_To be done_
Go through the records and show each line where the word "Environmental" occurs.

_Recorded data_
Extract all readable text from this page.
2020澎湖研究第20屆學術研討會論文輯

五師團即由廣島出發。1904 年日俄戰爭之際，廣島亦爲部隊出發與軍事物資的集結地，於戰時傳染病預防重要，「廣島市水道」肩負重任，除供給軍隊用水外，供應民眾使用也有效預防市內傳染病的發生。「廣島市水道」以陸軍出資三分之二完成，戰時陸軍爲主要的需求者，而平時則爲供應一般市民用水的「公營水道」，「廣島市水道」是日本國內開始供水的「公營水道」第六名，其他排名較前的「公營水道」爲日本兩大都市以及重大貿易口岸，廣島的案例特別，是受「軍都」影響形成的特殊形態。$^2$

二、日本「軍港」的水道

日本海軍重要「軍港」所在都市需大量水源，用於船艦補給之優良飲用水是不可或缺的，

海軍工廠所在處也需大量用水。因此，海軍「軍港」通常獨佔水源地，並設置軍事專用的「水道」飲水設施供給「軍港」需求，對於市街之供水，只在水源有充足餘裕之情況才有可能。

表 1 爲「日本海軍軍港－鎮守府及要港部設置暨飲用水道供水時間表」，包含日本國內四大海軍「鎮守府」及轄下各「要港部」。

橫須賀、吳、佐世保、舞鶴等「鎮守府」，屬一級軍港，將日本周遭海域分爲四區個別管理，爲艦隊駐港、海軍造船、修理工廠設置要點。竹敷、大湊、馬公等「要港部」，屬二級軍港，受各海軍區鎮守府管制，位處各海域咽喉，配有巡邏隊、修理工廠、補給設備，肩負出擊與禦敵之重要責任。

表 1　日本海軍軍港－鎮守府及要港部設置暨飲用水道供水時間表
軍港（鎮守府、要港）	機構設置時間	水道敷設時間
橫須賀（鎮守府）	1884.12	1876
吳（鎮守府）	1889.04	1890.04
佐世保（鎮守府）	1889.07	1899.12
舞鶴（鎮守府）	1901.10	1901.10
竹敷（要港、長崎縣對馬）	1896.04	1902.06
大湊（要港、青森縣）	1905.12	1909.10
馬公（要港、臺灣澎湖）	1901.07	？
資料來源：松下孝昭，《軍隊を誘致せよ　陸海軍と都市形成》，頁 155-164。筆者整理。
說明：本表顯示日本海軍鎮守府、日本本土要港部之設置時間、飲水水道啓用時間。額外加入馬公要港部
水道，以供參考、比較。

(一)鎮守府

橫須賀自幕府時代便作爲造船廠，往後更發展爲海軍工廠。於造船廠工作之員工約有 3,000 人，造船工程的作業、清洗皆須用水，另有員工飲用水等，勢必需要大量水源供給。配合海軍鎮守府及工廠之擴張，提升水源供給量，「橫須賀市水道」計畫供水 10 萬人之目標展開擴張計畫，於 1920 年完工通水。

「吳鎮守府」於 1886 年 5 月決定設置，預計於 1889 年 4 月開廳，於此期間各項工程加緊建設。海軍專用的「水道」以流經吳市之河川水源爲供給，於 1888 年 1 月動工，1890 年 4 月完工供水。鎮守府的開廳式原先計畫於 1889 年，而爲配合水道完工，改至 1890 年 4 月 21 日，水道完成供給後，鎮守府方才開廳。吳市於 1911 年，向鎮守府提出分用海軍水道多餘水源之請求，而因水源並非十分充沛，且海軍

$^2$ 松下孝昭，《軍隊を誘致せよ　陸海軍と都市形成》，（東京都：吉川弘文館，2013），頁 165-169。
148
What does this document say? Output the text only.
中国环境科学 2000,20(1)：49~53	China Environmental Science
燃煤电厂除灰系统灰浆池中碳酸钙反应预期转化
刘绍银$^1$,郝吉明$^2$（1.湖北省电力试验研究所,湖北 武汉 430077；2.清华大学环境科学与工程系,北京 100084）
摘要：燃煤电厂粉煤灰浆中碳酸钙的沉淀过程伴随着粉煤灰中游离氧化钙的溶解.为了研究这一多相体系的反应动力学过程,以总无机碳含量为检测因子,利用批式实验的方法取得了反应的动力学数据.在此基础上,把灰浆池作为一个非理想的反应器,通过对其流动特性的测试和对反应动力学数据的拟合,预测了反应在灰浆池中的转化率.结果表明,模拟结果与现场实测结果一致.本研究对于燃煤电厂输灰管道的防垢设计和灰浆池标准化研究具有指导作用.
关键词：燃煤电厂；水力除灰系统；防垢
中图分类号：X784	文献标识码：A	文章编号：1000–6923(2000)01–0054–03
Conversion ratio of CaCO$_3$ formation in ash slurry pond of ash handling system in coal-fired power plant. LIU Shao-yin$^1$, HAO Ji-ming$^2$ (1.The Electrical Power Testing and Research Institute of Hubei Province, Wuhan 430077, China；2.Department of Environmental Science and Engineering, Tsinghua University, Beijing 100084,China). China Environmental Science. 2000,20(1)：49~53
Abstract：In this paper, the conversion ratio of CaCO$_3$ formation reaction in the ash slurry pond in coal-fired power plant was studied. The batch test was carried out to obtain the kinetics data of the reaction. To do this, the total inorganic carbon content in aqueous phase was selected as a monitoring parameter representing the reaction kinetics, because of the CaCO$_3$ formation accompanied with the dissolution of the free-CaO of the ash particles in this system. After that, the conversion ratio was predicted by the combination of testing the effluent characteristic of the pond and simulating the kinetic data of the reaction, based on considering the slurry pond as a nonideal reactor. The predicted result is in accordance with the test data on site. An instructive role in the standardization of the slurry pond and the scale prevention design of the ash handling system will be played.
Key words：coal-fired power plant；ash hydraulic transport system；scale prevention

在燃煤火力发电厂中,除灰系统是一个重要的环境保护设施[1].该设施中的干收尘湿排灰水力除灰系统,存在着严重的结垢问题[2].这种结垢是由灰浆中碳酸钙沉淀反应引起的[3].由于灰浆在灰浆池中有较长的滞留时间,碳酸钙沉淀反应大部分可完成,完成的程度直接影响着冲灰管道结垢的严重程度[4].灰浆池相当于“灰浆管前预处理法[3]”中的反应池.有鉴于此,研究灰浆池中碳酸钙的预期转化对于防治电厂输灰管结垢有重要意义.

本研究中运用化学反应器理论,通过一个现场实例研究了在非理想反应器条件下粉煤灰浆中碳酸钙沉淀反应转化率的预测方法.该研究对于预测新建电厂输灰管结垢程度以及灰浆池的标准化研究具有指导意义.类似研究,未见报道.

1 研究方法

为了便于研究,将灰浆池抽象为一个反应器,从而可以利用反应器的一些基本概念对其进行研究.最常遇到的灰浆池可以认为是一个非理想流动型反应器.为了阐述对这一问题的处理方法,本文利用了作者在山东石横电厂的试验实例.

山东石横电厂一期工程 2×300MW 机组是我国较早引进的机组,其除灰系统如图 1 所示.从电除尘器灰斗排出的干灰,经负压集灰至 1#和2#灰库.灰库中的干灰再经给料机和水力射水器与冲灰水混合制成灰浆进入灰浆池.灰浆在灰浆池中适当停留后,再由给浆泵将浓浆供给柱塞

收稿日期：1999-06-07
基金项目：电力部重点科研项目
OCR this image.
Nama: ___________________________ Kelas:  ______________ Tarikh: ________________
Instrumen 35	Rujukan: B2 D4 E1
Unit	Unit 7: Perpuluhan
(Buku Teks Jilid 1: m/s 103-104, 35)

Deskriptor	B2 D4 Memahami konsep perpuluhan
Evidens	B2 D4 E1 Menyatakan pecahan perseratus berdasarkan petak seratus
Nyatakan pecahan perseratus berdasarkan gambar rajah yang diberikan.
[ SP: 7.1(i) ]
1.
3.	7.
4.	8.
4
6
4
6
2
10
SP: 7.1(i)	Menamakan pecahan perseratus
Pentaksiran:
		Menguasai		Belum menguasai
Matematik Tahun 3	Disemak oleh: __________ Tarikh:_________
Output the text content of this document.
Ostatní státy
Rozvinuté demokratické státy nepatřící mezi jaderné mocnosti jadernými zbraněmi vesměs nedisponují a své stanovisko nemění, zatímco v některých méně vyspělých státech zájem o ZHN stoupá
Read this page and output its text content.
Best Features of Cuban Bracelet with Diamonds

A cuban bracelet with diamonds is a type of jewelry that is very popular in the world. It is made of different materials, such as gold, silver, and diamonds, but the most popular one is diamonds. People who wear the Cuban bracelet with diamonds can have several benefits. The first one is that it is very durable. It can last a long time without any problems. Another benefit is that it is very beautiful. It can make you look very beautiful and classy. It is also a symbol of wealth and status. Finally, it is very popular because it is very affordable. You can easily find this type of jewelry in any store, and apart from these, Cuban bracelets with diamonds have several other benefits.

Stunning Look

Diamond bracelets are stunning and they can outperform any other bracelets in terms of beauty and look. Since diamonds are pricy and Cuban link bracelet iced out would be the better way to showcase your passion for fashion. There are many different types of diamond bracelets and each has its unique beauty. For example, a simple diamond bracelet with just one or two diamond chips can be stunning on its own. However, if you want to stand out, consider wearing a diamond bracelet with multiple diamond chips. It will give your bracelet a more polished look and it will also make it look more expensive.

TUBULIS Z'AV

_Response to the task_
中国环境科学 2000,20(1)：49~53	China Environmental Science
Conversion ratio of CaCO$_3$ formation in ash slurry pond of ash handling system in coal-fired power plant. LIU Shao-yin$^1$, HAO Ji-ming$^2$ (1.The Electrical Power Testing and Research Institute of Hubei Province, Wuhan 430077, China；2.Department of Environmental Science and Engineering, Tsinghua University, Beijing 100084,China). China Environmental Science. 2000,20(1)：49~53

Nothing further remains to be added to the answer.